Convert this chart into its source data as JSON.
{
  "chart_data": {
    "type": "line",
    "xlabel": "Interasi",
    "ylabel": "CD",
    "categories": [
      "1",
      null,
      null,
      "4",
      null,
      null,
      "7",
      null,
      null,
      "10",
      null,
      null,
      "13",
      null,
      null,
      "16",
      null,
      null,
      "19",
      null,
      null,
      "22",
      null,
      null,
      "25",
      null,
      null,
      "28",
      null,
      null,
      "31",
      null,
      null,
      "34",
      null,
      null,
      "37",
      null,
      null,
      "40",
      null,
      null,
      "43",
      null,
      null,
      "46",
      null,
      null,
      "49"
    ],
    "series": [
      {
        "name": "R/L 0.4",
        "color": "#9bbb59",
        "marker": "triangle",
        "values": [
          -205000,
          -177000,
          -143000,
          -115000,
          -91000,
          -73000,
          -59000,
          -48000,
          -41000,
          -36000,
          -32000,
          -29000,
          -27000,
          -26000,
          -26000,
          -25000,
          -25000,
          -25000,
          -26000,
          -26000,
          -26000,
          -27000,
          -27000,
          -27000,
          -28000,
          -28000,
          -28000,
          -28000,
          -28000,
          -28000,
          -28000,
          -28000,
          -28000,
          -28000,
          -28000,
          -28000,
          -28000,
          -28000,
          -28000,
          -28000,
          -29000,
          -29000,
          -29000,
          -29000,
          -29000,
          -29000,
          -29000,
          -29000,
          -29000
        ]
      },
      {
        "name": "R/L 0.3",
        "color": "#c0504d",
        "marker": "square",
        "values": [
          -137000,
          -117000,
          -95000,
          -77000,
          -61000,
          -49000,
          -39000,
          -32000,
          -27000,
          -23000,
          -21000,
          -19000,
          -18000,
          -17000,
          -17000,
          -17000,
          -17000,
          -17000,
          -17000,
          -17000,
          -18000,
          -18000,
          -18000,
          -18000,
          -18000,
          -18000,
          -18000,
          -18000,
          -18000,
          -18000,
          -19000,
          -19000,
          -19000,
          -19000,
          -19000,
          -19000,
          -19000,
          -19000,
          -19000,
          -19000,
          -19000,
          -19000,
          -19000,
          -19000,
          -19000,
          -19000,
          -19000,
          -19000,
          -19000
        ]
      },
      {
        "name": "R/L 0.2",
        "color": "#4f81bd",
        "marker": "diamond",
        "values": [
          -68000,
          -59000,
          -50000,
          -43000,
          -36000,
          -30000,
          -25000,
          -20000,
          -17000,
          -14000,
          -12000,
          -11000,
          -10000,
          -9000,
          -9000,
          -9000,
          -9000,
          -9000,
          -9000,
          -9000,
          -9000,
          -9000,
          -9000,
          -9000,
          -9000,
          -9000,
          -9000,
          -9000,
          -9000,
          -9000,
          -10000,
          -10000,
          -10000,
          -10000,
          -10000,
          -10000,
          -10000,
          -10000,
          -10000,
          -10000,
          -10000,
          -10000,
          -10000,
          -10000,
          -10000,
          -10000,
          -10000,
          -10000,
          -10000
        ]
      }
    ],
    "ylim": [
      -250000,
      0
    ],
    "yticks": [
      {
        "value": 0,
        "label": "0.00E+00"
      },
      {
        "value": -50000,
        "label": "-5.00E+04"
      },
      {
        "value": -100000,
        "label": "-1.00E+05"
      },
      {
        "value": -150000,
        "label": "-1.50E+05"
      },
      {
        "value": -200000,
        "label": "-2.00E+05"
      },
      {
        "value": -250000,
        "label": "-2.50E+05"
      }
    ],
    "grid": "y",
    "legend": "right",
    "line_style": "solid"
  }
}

===

SET TASK. Please repeat the listing exactly, with nothing left out.

ANSWER TO THIS PROBLEM.
Convert this chart into its source data as JSON.
{
  "chart_data": {
    "type": "line",
    "xlabel": "Interasi",
    "ylabel": "CD",
    "categories": [
      "1",
      null,
      null,
      "4",
      null,
      null,
      "7",
      null,
      null,
      "10",
      null,
      null,
      "13",
      null,
      null,
      "16",
      null,
      null,
      "19",
      null,
      null,
      "22",
      null,
      null,
      "25",
      null,
      null,
      "28",
      null,
      null,
      "31",
      null,
      null,
      "34",
      null,
      null,
      "37",
      null,
      null,
      "40",
      null,
      null,
      "43",
      null,
      null,
      "46",
      null,
      null,
      "49"
    ],
    "series": [
      {
        "name": "R/L 0.4",
        "color": "#9bbb59",
        "marker": "triangle",
        "values": [
          -205000,
          -177000,
          -143000,
          -115000,
          -91000,
          -73000,
          -59000,
          -48000,
          -41000,
          -36000,
          -32000,
          -29000,
          -27000,
          -26000,
          -26000,
          -25000,
          -25000,
          -25000,
          -26000,
          -26000,
          -26000,
          -27000,
          -27000,
          -27000,
          -28000,
          -28000,
          -28000,
          -28000,
          -28000,
          -28000,
          -28000,
          -28000,
          -28000,
          -28000,
          -28000,
          -28000,
          -28000,
          -28000,
          -28000,
          -28000,
          -29000,
          -29000,
          -29000,
          -29000,
          -29000,
          -29000,
          -29000,
          -29000,
          -29000
        ]
      },
      {
        "name": "R/L 0.3",
        "color": "#c0504d",
        "marker": "square",
        "values": [
          -137000,
          -117000,
          -95000,
          -77000,
          -61000,
          -49000,
          -39000,
          -32000,
          -27000,
          -23000,
          -21000,
          -19000,
          -18000,
          -17000,
          -17000,
          -17000,
          -17000,
          -17000,
          -17000,
          -17000,
          -18000,
          -18000,
          -18000,
          -18000,
          -18000,
          -18000,
          -18000,
          -18000,
          -18000,
          -18000,
          -19000,
          -19000,
          -19000,
          -19000,
          -19000,
          -19000,
          -19000,
          -19000,
          -19000,
          -19000,
          -19000,
          -19000,
          -19000,
          -19000,
          -19000,
          -19000,
          -19000,
          -19000,
          -19000
        ]
      },
      {
        "name": "R/L 0.2",
        "color": "#4f81bd",
        "marker": "diamond",
        "values": [
          -68000,
          -59000,
          -50000,
          -43000,
          -36000,
          -30000,
          -25000,
          -20000,
          -17000,
          -14000,
          -12000,
          -11000,
          -10000,
          -9000,
          -9000,
          -9000,
          -9000,
          -9000,
          -9000,
          -9000,
          -9000,
          -9000,
          -9000,
          -9000,
          -9000,
          -9000,
          -9000,
          -9000,
          -9000,
          -9000,
          -10000,
          -10000,
          -10000,
          -10000,
          -10000,
          -10000,
          -10000,
          -10000,
          -10000,
          -10000,
          -10000,
          -10000,
          -10000,
          -10000,
          -10000,
          -10000,
          -10000,
          -10000,
          -10000
        ]
      }
    ],
    "ylim": [
      -250000,
      0
    ],
    "yticks": [
      {
        "value": 0,
        "label": "0.00E+00"
      },
      {
        "value": -50000,
        "label": "-5.00E+04"
      },
      {
        "value": -100000,
        "label": "-1.00E+05"
      },
      {
        "value": -150000,
        "label": "-1.50E+05"
      },
      {
        "value": -200000,
        "label": "-2.00E+05"
      },
      {
        "value": -250000,
        "label": "-2.50E+05"
      }
    ],
    "grid": "y",
    "legend": "right",
    "line_style": "solid"
  }
}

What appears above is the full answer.